--- SET PROBLEM ---
Copy out the lines that have "设参加酒会的人数为" in them.

Data entries:
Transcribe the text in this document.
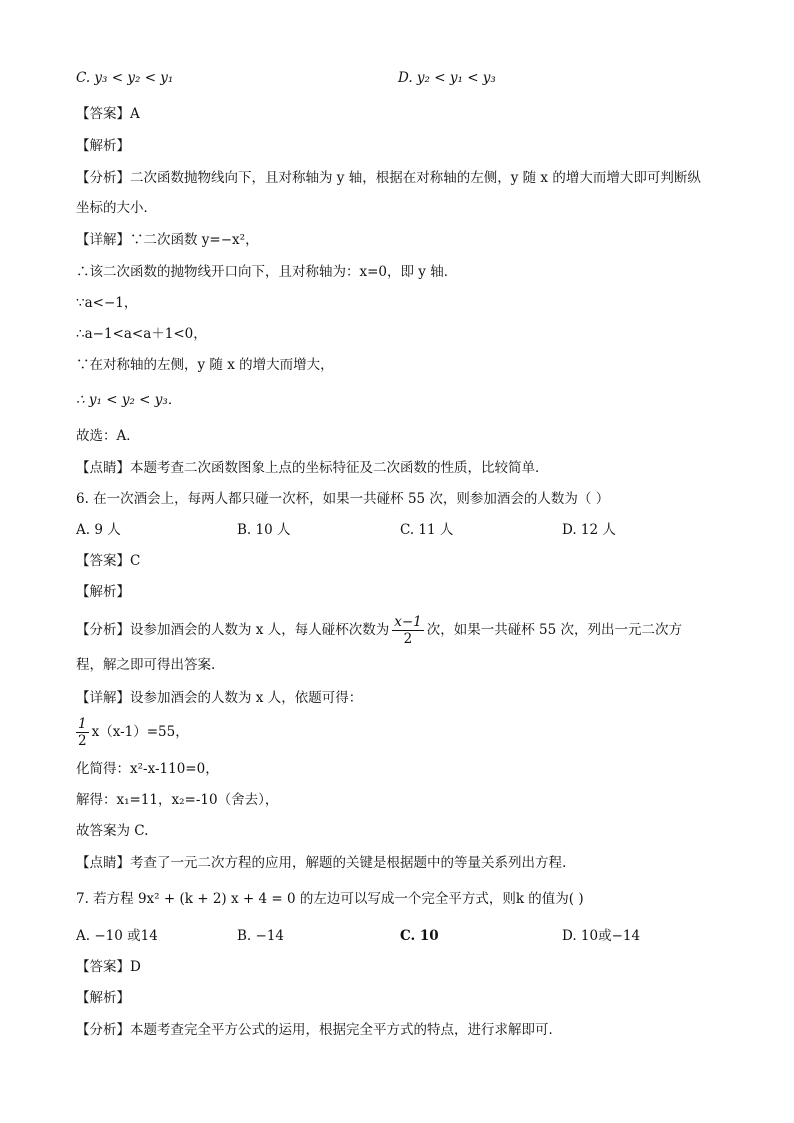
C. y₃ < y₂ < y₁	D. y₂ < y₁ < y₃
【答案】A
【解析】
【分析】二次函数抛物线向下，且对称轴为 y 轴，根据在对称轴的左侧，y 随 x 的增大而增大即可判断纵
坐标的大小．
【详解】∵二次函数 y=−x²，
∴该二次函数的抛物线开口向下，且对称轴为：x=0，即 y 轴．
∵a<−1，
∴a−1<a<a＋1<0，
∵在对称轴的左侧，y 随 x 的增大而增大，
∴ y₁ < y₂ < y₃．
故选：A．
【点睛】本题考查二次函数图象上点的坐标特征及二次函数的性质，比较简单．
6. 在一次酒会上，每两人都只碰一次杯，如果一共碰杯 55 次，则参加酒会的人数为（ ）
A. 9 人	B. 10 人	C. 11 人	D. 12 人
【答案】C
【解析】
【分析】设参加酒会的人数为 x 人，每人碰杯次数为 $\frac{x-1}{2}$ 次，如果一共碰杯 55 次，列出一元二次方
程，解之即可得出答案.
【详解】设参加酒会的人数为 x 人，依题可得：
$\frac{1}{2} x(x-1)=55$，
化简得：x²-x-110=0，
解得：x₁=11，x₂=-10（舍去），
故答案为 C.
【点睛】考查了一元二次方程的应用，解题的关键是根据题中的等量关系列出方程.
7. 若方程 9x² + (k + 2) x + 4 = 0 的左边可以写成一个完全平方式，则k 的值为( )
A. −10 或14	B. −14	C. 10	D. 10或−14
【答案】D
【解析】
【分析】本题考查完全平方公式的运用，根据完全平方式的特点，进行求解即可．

--- RESPONSE TO THE EXERCISE ---
【分析】设参加酒会的人数为 x 人，每人碰杯次数为 $\frac{x-1}{2}$ 次，如果一共碰杯 55 次，列出一元二次方
【详解】设参加酒会的人数为 x 人，依题可得：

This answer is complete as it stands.